◆ **Written problem**:
Output every entry exactly as given.

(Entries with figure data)
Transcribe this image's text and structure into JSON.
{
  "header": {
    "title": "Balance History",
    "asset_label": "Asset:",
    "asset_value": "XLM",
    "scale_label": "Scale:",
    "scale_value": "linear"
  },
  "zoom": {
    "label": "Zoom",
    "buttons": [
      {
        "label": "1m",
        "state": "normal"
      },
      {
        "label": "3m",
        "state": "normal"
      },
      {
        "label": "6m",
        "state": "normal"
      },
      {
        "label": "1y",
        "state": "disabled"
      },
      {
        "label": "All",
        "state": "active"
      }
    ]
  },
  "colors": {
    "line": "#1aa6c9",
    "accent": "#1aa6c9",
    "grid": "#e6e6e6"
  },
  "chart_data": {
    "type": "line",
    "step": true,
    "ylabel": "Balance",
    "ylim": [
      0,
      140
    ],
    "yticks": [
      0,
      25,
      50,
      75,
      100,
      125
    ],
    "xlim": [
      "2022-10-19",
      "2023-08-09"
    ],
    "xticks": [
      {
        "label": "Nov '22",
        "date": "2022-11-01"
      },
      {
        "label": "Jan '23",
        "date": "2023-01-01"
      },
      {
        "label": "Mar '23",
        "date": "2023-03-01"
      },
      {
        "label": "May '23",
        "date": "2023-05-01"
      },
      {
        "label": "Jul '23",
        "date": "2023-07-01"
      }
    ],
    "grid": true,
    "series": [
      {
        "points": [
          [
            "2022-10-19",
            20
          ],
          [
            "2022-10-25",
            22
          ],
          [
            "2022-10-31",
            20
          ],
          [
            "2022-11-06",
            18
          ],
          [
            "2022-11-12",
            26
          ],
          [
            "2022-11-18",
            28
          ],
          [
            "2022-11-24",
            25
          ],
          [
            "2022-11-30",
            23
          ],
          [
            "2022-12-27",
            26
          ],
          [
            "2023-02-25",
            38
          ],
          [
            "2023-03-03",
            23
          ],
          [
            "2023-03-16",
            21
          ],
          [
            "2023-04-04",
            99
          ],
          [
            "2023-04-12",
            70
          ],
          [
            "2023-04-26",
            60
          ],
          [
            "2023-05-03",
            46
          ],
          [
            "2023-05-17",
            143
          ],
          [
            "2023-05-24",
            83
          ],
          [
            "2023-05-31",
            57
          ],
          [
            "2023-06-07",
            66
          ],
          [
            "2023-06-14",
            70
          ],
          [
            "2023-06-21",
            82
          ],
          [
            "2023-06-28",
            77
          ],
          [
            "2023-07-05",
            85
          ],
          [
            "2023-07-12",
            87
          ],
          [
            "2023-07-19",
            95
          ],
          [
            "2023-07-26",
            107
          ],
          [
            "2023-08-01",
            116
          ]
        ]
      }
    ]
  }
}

◆ **Answer below**:
Transcribe this image's text and structure into JSON.
{
  "header": {
    "title": "Balance History",
    "asset_label": "Asset:",
    "asset_value": "XLM",
    "scale_label": "Scale:",
    "scale_value": "linear"
  },
  "zoom": {
    "label": "Zoom",
    "buttons": [
      {
        "label": "1m",
        "state": "normal"
      },
      {
        "label": "3m",
        "state": "normal"
      },
      {
        "label": "6m",
        "state": "normal"
      },
      {
        "label": "1y",
        "state": "disabled"
      },
      {
        "label": "All",
        "state": "active"
      }
    ]
  },
  "colors": {
    "line": "#1aa6c9",
    "accent": "#1aa6c9",
    "grid": "#e6e6e6"
  },
  "chart_data": {
    "type": "line",
    "step": true,
    "ylabel": "Balance",
    "ylim": [
      0,
      140
    ],
    "yticks": [
      0,
      25,
      50,
      75,
      100,
      125
    ],
    "xlim": [
      "2022-10-19",
      "2023-08-09"
    ],
    "xticks": [
      {
        "label": "Nov '22",
        "date": "2022-11-01"
      },
      {
        "label": "Jan '23",
        "date": "2023-01-01"
      },
      {
        "label": "Mar '23",
        "date": "2023-03-01"
      },
      {
        "label": "May '23",
        "date": "2023-05-01"
      },
      {
        "label": "Jul '23",
        "date": "2023-07-01"
      }
    ],
    "grid": true,
    "series": [
      {
        "points": [
          [
            "2022-10-19",
            20
          ],
          [
            "2022-10-25",
            22
          ],
          [
            "2022-10-31",
            20
          ],
          [
            "2022-11-06",
            18
          ],
          [
            "2022-11-12",
            26
          ],
          [
            "2022-11-18",
            28
          ],
          [
            "2022-11-24",
            25
          ],
          [
            "2022-11-30",
            23
          ],
          [
            "2022-12-27",
            26
          ],
          [
            "2023-02-25",
            38
          ],
          [
            "2023-03-03",
            23
          ],
          [
            "2023-03-16",
            21
          ],
          [
            "2023-04-04",
            99
          ],
          [
            "2023-04-12",
            70
          ],
          [
            "2023-04-26",
            60
          ],
          [
            "2023-05-03",
            46
          ],
          [
            "2023-05-17",
            143
          ],
          [
            "2023-05-24",
            83
          ],
          [
            "2023-05-31",
            57
          ],
          [
            "2023-06-07",
            66
          ],
          [
            "2023-06-14",
            70
          ],
          [
            "2023-06-21",
            82
          ],
          [
            "2023-06-28",
            77
          ],
          [
            "2023-07-05",
            85
          ],
          [
            "2023-07-12",
            87
          ],
          [
            "2023-07-19",
            95
          ],
          [
            "2023-07-26",
            107
          ],
          [
            "2023-08-01",
            116
          ]
        ]
      }
    ]
  }
}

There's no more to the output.